— START OF Listing —

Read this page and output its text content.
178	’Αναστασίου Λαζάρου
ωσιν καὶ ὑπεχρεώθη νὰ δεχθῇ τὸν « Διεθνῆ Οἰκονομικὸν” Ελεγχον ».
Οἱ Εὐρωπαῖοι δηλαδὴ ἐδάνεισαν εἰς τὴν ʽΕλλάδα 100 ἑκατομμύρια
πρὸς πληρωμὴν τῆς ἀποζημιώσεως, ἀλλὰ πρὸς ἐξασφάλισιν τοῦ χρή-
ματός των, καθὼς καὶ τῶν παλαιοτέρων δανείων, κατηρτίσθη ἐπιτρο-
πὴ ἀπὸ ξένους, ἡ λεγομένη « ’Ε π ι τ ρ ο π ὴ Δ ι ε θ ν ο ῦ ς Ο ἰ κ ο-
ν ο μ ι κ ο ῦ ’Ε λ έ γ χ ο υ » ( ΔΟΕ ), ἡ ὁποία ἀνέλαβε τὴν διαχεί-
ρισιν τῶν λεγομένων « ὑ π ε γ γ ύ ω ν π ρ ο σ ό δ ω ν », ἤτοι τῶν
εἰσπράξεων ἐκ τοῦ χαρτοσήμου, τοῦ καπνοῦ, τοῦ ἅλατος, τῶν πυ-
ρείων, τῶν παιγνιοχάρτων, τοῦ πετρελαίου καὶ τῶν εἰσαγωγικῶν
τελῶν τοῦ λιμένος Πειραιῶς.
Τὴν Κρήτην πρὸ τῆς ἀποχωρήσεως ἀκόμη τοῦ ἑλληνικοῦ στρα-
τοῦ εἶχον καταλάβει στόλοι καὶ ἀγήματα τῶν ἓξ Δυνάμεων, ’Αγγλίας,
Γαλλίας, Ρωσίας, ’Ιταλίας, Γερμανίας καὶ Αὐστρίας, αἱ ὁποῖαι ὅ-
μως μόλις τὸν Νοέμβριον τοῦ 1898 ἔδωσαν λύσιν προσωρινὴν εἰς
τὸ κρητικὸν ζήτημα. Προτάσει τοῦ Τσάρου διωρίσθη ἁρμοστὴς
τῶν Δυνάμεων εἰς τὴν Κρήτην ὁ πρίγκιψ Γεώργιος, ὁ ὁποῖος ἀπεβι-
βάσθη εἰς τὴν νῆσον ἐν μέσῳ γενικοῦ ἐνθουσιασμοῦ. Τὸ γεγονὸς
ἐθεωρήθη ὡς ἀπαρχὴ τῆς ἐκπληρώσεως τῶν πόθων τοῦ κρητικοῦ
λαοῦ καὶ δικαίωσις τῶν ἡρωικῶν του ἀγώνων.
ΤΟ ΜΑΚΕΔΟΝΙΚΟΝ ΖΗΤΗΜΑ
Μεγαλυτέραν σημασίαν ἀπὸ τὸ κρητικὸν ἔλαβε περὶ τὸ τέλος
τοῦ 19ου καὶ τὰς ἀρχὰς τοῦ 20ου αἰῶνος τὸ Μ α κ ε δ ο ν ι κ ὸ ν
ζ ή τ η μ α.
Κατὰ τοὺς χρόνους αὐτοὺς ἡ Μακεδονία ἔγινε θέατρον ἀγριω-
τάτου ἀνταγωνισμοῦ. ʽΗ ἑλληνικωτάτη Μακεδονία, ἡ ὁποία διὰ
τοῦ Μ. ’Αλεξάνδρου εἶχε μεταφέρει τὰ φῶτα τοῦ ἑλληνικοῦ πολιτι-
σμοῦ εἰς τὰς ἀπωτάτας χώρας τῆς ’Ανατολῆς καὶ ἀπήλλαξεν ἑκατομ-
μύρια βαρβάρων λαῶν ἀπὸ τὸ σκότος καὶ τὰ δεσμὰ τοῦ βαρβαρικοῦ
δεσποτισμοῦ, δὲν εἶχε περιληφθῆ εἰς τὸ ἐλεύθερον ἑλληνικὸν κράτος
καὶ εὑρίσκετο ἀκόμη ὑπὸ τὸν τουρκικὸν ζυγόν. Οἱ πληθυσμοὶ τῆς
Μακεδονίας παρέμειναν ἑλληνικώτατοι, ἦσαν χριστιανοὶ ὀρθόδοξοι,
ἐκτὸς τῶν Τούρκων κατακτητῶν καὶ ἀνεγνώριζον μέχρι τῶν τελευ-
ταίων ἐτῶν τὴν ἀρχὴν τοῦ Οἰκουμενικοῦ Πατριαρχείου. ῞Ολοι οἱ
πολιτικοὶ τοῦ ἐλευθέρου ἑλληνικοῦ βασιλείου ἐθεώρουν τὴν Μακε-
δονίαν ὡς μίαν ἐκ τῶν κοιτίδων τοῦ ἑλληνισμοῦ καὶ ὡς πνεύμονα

— END OF Listing —

• _Aim of the task_
Locate all lines that include the word "ἀκόμη" and copy them out.

• _Output of the exercise_
Τὴν Κρήτην πρὸ τῆς ἀποχωρήσεως ἀκόμη τοῦ ἑλληνικοῦ στρα-
καὶ εὑρίσκετο ἀκόμη ὑπὸ τὸν τουρκικὸν ζυγόν. Οἱ πληθυσμοὶ τῆς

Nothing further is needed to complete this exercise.